# INFORMATION PROVIDED start
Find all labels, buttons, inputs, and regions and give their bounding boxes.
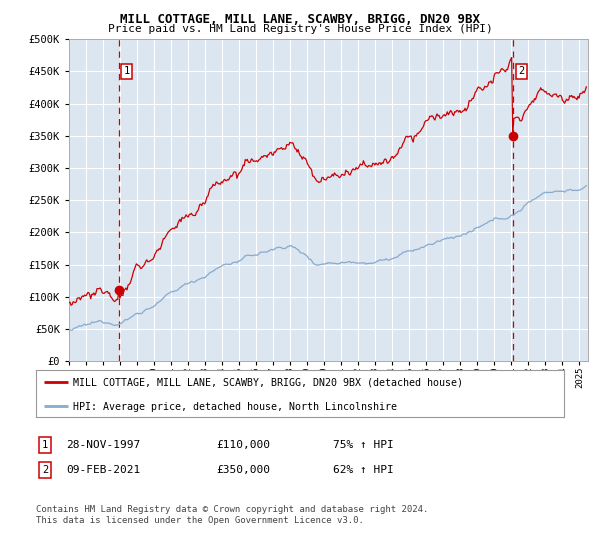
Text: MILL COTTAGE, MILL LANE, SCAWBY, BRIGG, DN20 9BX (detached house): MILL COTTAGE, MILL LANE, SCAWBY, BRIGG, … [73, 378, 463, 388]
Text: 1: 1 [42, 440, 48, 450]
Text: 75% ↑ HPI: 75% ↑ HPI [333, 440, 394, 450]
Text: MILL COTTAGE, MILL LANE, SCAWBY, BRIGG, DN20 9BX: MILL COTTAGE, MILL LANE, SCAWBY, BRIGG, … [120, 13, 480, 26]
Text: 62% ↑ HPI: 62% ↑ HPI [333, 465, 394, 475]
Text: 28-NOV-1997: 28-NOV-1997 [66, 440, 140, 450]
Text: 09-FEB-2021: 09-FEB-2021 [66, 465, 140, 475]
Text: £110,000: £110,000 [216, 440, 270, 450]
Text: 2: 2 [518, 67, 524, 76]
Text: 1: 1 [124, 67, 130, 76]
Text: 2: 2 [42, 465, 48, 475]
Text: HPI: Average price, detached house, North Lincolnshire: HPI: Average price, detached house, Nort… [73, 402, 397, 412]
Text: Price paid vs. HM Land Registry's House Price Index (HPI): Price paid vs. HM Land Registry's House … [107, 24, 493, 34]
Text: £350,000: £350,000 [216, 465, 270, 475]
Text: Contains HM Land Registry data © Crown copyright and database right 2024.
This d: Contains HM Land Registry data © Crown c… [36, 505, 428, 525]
# INFORMATION PROVIDED end
# INFORMATION PROVIDED start
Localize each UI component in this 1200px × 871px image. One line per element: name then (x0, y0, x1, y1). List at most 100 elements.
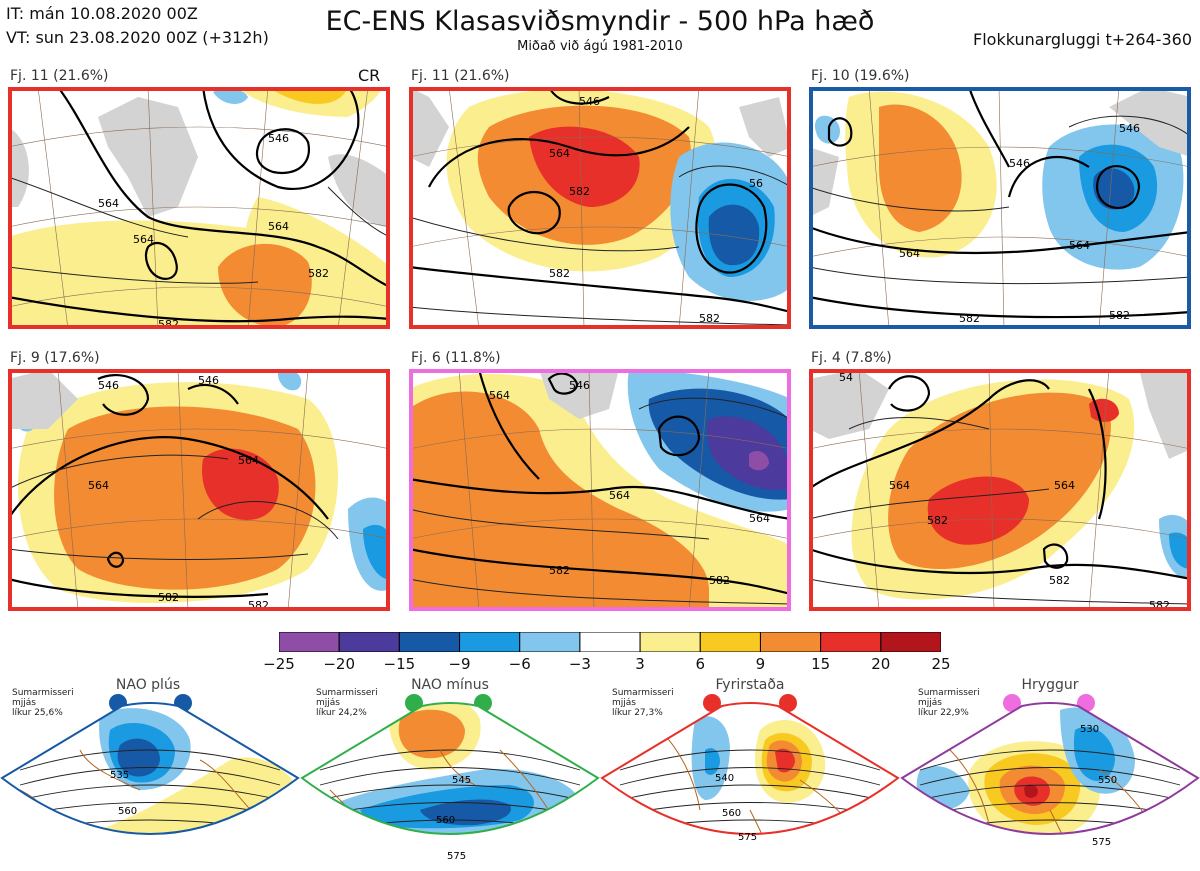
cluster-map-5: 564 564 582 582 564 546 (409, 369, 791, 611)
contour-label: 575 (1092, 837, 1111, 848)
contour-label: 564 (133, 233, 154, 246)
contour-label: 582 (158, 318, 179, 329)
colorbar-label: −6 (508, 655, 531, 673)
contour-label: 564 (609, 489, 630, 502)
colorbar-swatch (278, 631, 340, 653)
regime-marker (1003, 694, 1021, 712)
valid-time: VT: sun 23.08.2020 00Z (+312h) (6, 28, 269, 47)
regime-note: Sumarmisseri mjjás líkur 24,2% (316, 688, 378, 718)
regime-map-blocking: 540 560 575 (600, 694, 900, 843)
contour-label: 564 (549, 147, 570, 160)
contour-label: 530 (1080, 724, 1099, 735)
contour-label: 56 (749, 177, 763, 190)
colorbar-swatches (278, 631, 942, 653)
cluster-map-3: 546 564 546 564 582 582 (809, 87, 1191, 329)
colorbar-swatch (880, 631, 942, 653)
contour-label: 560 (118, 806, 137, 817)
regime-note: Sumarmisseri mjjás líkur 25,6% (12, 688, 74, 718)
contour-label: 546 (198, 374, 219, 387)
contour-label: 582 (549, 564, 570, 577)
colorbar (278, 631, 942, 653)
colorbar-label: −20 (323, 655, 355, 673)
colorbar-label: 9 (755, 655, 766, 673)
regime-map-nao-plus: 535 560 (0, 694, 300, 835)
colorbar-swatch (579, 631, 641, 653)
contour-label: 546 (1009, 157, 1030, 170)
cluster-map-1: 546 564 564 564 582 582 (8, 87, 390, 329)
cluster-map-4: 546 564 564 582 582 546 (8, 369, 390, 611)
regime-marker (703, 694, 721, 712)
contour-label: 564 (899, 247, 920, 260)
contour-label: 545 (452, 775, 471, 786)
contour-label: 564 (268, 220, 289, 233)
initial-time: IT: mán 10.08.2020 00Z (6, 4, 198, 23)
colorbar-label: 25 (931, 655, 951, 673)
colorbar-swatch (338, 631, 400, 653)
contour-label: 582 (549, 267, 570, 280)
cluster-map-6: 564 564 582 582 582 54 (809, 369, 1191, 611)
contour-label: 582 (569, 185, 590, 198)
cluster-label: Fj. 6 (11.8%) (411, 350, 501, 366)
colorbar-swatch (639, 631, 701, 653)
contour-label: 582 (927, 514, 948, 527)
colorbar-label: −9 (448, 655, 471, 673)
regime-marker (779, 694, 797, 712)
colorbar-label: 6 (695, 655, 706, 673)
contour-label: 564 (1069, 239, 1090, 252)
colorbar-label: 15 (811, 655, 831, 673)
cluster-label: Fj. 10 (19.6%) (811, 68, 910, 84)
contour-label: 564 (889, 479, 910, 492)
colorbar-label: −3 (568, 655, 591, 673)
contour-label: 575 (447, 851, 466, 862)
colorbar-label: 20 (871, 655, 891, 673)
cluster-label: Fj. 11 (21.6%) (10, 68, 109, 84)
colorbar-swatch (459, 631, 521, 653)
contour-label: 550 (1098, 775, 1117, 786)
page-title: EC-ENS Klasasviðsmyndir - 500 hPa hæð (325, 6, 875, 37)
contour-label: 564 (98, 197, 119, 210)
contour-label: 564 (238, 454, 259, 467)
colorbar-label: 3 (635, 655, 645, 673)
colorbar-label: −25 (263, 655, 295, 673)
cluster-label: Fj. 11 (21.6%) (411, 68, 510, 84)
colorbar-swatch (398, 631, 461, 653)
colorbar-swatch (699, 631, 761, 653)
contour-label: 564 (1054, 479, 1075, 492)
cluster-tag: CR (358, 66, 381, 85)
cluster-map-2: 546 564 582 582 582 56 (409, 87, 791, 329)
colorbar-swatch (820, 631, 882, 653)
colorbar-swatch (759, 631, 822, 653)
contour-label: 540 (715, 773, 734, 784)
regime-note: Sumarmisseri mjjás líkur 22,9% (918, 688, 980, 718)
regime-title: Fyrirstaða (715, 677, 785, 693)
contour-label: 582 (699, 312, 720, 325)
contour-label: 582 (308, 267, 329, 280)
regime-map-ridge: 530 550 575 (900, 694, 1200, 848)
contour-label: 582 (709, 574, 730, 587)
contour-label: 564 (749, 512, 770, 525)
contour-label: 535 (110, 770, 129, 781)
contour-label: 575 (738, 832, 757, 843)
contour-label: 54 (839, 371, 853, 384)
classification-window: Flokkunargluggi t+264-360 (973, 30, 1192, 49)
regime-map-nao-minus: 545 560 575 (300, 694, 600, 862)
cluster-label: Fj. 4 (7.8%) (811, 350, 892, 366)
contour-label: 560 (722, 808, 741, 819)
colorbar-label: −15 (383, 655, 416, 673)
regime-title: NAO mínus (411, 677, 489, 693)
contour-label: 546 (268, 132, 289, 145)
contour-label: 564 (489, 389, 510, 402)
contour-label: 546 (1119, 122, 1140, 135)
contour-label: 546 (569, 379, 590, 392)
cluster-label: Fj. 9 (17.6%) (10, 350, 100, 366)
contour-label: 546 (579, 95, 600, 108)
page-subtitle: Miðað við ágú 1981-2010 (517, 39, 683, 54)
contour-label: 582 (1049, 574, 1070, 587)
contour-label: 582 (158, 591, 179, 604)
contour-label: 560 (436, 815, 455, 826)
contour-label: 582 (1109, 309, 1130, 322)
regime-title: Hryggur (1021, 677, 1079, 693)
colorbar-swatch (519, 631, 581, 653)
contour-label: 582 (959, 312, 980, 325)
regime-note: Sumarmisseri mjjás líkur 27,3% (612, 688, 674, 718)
# INFORMATION PROVIDED end
# INFORMATION PROVIDED start
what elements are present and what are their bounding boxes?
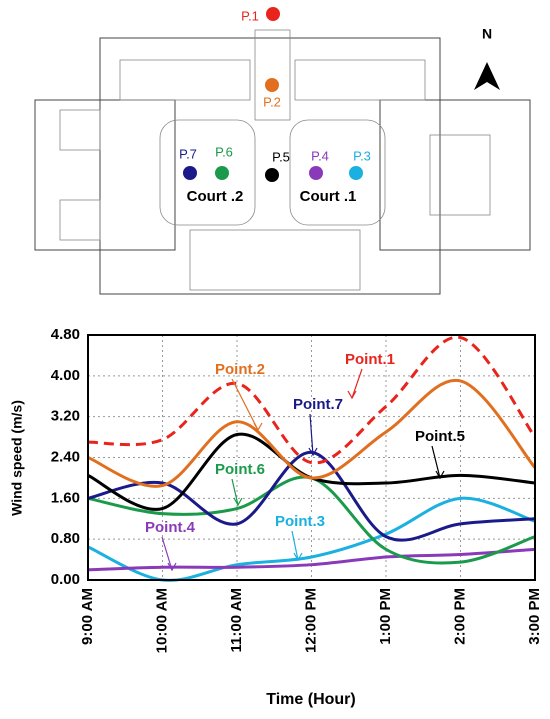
# INFORMATION PROVIDED end
* **WRITTEN INSTRUCTION**: List each line of the items above that contains the word "note".

* **CORRECT ANSWER**:
regime-note: Sumarmisseri mjjás líkur 24,2% (316, 688, 378, 718)
regime-note: Sumarmisseri mjjás líkur 25,6% (12, 688, 74, 718)
regime-note: Sumarmisseri mjjás líkur 22,9% (918, 688, 980, 718)
regime-note: Sumarmisseri mjjás líkur 27,3% (612, 688, 674, 718)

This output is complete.